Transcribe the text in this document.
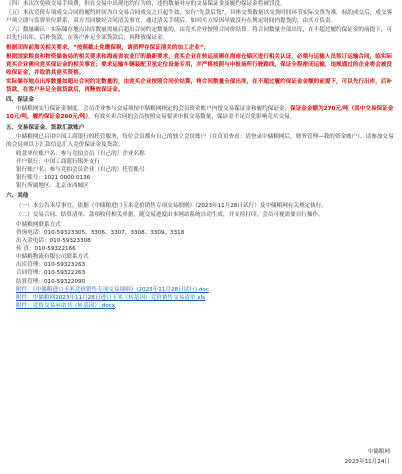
（四）本次次免收交易手续费，但在交易中出现违约行为的，违约数量对应的交易保证金及履约保证金将被罚没。
（五）本次竞价专项成交合同的履约时间为自交易合同成交之日起生效，实行“先款后货”，具体交货数量以交货时间环节实际交货为准。标的成交后，成交客户须立即与监督单位联系，双方共同做好合同清关事宜，通过清关手续后，如因买方原因导致没有在规定时间内提货的，由买方负责。
（六）数量确认：实际储存地点出库数量需量后超出合同约定数量的，由竞买企业按照合同价结算。将合同数量全部出库，在不超过履约保证金的前提下，可以先行出库，后补货款，在客户补足全部货款后，再释放保证金。
根据闭库前海关相关要求，“按照截止免缴保税，请质押存保证清关的加工企业”；
根据国家粮食和物资储备局的相关要求和海南省农业厅的最新要求，竞买企业在转运前需在海南仓储区进行相关认证，必须与运输人员签订运输合同，临实际竞买企业需向竞买保证金的相关事宜；要求运输车辆装配卫星定位设备专用，并严格按照与申报场所行驶路线，保证全程密闭运输，违规通过的企业将会被没收保证金，并取消其竞买资格。
实际储存地点出库数量如超出合同约定数量的，由竞买企业按照合同价结算，将合同数量全部出库，在不超过履约保证金金额的前提下，可以先行出库，后补货款，在客户补足全部货款后，再释放保证金。
四、保证金
中储粮网实行保证金制度，会员企业参与交易须按中储粮网指定的会员资金账户内按交易保证金和履约保证金，保证金金额为270元/吨（其中交易保证金10元/吨，履约保证金260元/吨）。有效买卖合同的会员按照交易要求申报交易数量，保证金不足以免影响竞买交易。
五、交易保证金、货款汇款账户
中储粮网已启用中国工商银行的托管服务，每位会员都有自己的独立会员账户（在首页查看：请登录中储粮网后，财务管理—我的资金账户），请参加交易的会员须以下汇款信息汇入竞价保证金及货款。
收款单位账户名：参与竞拍会员（自己的）企业名称
开户银行：中国工商银行锡外支行
银行账户名：参与竞拍会员企业（自己的）托管账号
银行账号：1021 0000 0136
银行所属地区：北京市西城区
六、其他
（一）本公告未尽事宜，依据《中储粮进口玉米竞价销售专项交易细则》（2023年11月28日试行）及中储粮网有关规定执行。
（二）交易合同、结算清单、款项收付相关单据，随交易进度由本网站系统自动生成，并支持打印，会员可视需要自行操作。
中储粮网联系方式
咨询电话：010-59323305、3306、3307、3308、3309、3318
出入金电话：010-59323308
传 真：010-59322166
中储粮物流有限公司联系方式
出库管理：010-59323263
合同管理：010-59322263
结算管理：010-59322090
附件：《中储粮进口玉米竞价销售专项交易细则》(2023年11月28日试行).doc
附件：中储粮网2023年11月28日进口玉米（转基因）竞价销售交易清单.xls
附件：竞价交易承诺书（转基因）.docx
中储粮网
2023年11月24日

#####

◆ **Aim of the exercise**:
Every entry must be reproduced exactly, with the images left out.

◆ **Full response**:
Transcribe the text in this document.
（四）本次次免收交易手续费，但在交易中出现违约行为的，违约数量对应的交易保证金及履约保证金将被罚没。
（五）本次竞价专项成交合同的履约时间为自交易合同成交之日起生效，实行“先款后货”，具体交货数量以交货时间环节实际交货为准。标的成交后，成交客户须立即与监督单位联系，双方共同做好合同清关事宜，通过清关手续后，如因买方原因导致没有在规定时间内提货的，由买方负责。
（六）数量确认：实际储存地点出库数量需量后超出合同约定数量的，由竞买企业按照合同价结算。将合同数量全部出库，在不超过履约保证金的前提下，可以先行出库，后补货款，在客户补足全部货款后，再释放保证金。
根据闭库前海关相关要求，“按照截止免缴保税，请质押存保证清关的加工企业”；
根据国家粮食和物资储备局的相关要求和海南省农业厅的最新要求，竞买企业在转运前需在海南仓储区进行相关认证，必须与运输人员签订运输合同，临实际竞买企业需向竞买保证金的相关事宜；要求运输车辆装配卫星定位设备专用，并严格按照与申报场所行驶路线，保证全程密闭运输，违规通过的企业将会被没收保证金，并取消其竞买资格。
实际储存地点出库数量如超出合同约定数量的，由竞买企业按照合同价结算，将合同数量全部出库，在不超过履约保证金金额的前提下，可以先行出库，后补货款，在客户补足全部货款后，再释放保证金。
四、保证金
中储粮网实行保证金制度，会员企业参与交易须按中储粮网指定的会员资金账户内按交易保证金和履约保证金，保证金金额为270元/吨（其中交易保证金10元/吨，履约保证金260元/吨）。有效买卖合同的会员按照交易要求申报交易数量，保证金不足以免影响竞买交易。
五、交易保证金、货款汇款账户
中储粮网已启用中国工商银行的托管服务，每位会员都有自己的独立会员账户（在首页查看：请登录中储粮网后，财务管理—我的资金账户），请参加交易的会员须以下汇款信息汇入竞价保证金及货款。
收款单位账户名：参与竞拍会员（自己的）企业名称
开户银行：中国工商银行锡外支行
银行账户名：参与竞拍会员企业（自己的）托管账号
银行账号：1021 0000 0136
银行所属地区：北京市西城区
六、其他
（一）本公告未尽事宜，依据《中储粮进口玉米竞价销售专项交易细则》（2023年11月28日试行）及中储粮网有关规定执行。
（二）交易合同、结算清单、款项收付相关单据，随交易进度由本网站系统自动生成，并支持打印，会员可视需要自行操作。
中储粮网联系方式
咨询电话：010-59323305、3306、3307、3308、3309、3318
出入金电话：010-59323308
传 真：010-59322166
中储粮物流有限公司联系方式
出库管理：010-59323263
合同管理：010-59322263
结算管理：010-59322090
附件：《中储粮进口玉米竞价销售专项交易细则》(2023年11月28日试行).doc
附件：中储粮网2023年11月28日进口玉米（转基因）竞价销售交易清单.xls
附件：竞价交易承诺书（转基因）.docx
中储粮网
2023年11月24日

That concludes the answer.